▶ [WHAT YOU SHOULD DO] Your answer must be the records, copied with no change.

=== Section Start ===

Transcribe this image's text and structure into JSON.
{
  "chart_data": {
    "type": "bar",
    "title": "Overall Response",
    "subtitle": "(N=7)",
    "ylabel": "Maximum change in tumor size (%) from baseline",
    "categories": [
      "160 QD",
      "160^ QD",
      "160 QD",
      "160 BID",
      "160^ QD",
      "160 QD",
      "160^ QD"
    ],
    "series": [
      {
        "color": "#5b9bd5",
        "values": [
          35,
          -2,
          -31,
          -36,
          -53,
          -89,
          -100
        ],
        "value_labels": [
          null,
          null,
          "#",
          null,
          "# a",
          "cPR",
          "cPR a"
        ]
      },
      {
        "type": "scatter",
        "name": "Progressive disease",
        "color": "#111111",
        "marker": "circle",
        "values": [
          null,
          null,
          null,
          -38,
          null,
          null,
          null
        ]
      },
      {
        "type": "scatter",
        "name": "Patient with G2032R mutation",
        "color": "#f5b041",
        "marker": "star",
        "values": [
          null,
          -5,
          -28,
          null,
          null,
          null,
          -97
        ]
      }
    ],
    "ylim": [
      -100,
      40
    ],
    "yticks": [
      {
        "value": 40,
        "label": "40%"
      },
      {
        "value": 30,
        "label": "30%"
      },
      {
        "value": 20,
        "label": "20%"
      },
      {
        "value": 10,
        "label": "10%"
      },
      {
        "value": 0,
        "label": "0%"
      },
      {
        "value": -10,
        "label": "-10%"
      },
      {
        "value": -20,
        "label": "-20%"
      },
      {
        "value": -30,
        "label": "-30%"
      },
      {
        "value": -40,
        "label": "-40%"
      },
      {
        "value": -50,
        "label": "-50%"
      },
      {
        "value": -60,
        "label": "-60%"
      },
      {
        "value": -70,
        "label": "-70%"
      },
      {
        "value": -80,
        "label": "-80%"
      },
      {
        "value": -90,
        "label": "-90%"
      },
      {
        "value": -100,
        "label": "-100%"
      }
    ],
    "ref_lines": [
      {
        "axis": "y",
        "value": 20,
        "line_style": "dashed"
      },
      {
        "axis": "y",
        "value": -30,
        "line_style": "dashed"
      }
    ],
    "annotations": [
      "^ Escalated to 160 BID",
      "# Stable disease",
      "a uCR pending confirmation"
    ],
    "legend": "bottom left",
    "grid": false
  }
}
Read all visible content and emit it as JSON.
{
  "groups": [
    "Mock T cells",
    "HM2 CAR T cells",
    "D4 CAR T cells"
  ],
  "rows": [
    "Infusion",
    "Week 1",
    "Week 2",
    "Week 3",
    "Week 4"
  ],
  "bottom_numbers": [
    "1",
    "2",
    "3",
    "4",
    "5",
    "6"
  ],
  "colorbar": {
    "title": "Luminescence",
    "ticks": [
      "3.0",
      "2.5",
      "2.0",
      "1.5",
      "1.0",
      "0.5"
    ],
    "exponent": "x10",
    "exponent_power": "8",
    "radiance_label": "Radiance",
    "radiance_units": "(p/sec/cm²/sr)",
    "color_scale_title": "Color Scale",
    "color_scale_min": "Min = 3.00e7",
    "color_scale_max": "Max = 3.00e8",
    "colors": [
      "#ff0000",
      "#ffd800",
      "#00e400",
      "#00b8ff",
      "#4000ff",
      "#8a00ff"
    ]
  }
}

=== Section End ===

▶ [RESPONSE TO THE EXERCISE]
Transcribe this image's text and structure into JSON.
{
  "chart_data": {
    "type": "bar",
    "title": "Overall Response",
    "subtitle": "(N=7)",
    "ylabel": "Maximum change in tumor size (%) from baseline",
    "categories": [
      "160 QD",
      "160^ QD",
      "160 QD",
      "160 BID",
      "160^ QD",
      "160 QD",
      "160^ QD"
    ],
    "series": [
      {
        "color": "#5b9bd5",
        "values": [
          35,
          -2,
          -31,
          -36,
          -53,
          -89,
          -100
        ],
        "value_labels": [
          null,
          null,
          "#",
          null,
          "# a",
          "cPR",
          "cPR a"
        ]
      },
      {
        "type": "scatter",
        "name": "Progressive disease",
        "color": "#111111",
        "marker": "circle",
        "values": [
          null,
          null,
          null,
          -38,
          null,
          null,
          null
        ]
      },
      {
        "type": "scatter",
        "name": "Patient with G2032R mutation",
        "color": "#f5b041",
        "marker": "star",
        "values": [
          null,
          -5,
          -28,
          null,
          null,
          null,
          -97
        ]
      }
    ],
    "ylim": [
      -100,
      40
    ],
    "yticks": [
      {
        "value": 40,
        "label": "40%"
      },
      {
        "value": 30,
        "label": "30%"
      },
      {
        "value": 20,
        "label": "20%"
      },
      {
        "value": 10,
        "label": "10%"
      },
      {
        "value": 0,
        "label": "0%"
      },
      {
        "value": -10,
        "label": "-10%"
      },
      {
        "value": -20,
        "label": "-20%"
      },
      {
        "value": -30,
        "label": "-30%"
      },
      {
        "value": -40,
        "label": "-40%"
      },
      {
        "value": -50,
        "label": "-50%"
      },
      {
        "value": -60,
        "label": "-60%"
      },
      {
        "value": -70,
        "label": "-70%"
      },
      {
        "value": -80,
        "label": "-80%"
      },
      {
        "value": -90,
        "label": "-90%"
      },
      {
        "value": -100,
        "label": "-100%"
      }
    ],
    "ref_lines": [
      {
        "axis": "y",
        "value": 20,
        "line_style": "dashed"
      },
      {
        "axis": "y",
        "value": -30,
        "line_style": "dashed"
      }
    ],
    "annotations": [
      "^ Escalated to 160 BID",
      "# Stable disease",
      "a uCR pending confirmation"
    ],
    "legend": "bottom left",
    "grid": false
  }
}
Read all visible content and emit it as JSON.
{
  "groups": [
    "Mock T cells",
    "HM2 CAR T cells",
    "D4 CAR T cells"
  ],
  "rows": [
    "Infusion",
    "Week 1",
    "Week 2",
    "Week 3",
    "Week 4"
  ],
  "bottom_numbers": [
    "1",
    "2",
    "3",
    "4",
    "5",
    "6"
  ],
  "colorbar": {
    "title": "Luminescence",
    "ticks": [
      "3.0",
      "2.5",
      "2.0",
      "1.5",
      "1.0",
      "0.5"
    ],
    "exponent": "x10",
    "exponent_power": "8",
    "radiance_label": "Radiance",
    "radiance_units": "(p/sec/cm²/sr)",
    "color_scale_title": "Color Scale",
    "color_scale_min": "Min = 3.00e7",
    "color_scale_max": "Max = 3.00e8",
    "colors": [
      "#ff0000",
      "#ffd800",
      "#00e400",
      "#00b8ff",
      "#4000ff",
      "#8a00ff"
    ]
  }
}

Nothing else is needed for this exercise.